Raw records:
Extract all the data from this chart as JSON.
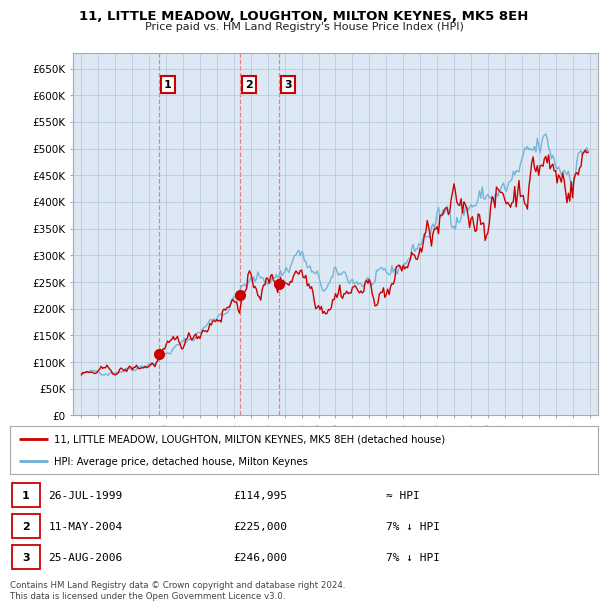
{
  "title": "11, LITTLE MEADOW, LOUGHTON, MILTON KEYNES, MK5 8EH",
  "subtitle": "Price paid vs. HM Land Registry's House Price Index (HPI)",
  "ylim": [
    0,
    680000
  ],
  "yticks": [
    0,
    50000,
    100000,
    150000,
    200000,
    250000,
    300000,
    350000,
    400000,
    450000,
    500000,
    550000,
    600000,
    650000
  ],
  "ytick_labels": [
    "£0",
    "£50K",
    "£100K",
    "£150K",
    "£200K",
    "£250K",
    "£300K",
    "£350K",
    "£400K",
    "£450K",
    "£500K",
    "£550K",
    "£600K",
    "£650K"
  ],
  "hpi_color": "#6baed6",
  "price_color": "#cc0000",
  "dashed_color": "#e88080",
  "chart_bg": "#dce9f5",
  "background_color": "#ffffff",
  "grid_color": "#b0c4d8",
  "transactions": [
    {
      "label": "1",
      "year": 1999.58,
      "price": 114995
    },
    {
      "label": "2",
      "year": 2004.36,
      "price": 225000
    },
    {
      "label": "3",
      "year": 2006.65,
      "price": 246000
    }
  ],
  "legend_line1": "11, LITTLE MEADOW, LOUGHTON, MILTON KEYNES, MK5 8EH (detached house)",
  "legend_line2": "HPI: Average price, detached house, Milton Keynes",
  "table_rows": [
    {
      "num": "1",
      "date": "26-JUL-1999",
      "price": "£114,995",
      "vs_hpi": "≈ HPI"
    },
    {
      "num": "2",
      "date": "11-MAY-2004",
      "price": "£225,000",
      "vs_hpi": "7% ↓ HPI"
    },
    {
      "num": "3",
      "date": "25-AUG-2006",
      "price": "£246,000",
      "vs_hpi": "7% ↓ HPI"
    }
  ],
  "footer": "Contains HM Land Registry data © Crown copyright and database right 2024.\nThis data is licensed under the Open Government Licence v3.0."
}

Task: Restate each entry word for word, please, but drop any images it holds.

Result for this exercise:
Extract all the data from this chart as JSON.
{
  "title": "11, LITTLE MEADOW, LOUGHTON, MILTON KEYNES, MK5 8EH",
  "subtitle": "Price paid vs. HM Land Registry's House Price Index (HPI)",
  "ylim": [
    0,
    680000
  ],
  "yticks": [
    0,
    50000,
    100000,
    150000,
    200000,
    250000,
    300000,
    350000,
    400000,
    450000,
    500000,
    550000,
    600000,
    650000
  ],
  "ytick_labels": [
    "£0",
    "£50K",
    "£100K",
    "£150K",
    "£200K",
    "£250K",
    "£300K",
    "£350K",
    "£400K",
    "£450K",
    "£500K",
    "£550K",
    "£600K",
    "£650K"
  ],
  "hpi_color": "#6baed6",
  "price_color": "#cc0000",
  "dashed_color": "#e88080",
  "chart_bg": "#dce9f5",
  "background_color": "#ffffff",
  "grid_color": "#b0c4d8",
  "transactions": [
    {
      "label": "1",
      "year": 1999.58,
      "price": 114995
    },
    {
      "label": "2",
      "year": 2004.36,
      "price": 225000
    },
    {
      "label": "3",
      "year": 2006.65,
      "price": 246000
    }
  ],
  "legend_line1": "11, LITTLE MEADOW, LOUGHTON, MILTON KEYNES, MK5 8EH (detached house)",
  "legend_line2": "HPI: Average price, detached house, Milton Keynes",
  "table_rows": [
    {
      "num": "1",
      "date": "26-JUL-1999",
      "price": "£114,995",
      "vs_hpi": "≈ HPI"
    },
    {
      "num": "2",
      "date": "11-MAY-2004",
      "price": "£225,000",
      "vs_hpi": "7% ↓ HPI"
    },
    {
      "num": "3",
      "date": "25-AUG-2006",
      "price": "£246,000",
      "vs_hpi": "7% ↓ HPI"
    }
  ],
  "footer": "Contains HM Land Registry data © Crown copyright and database right 2024.\nThis data is licensed under the Open Government Licence v3.0."
}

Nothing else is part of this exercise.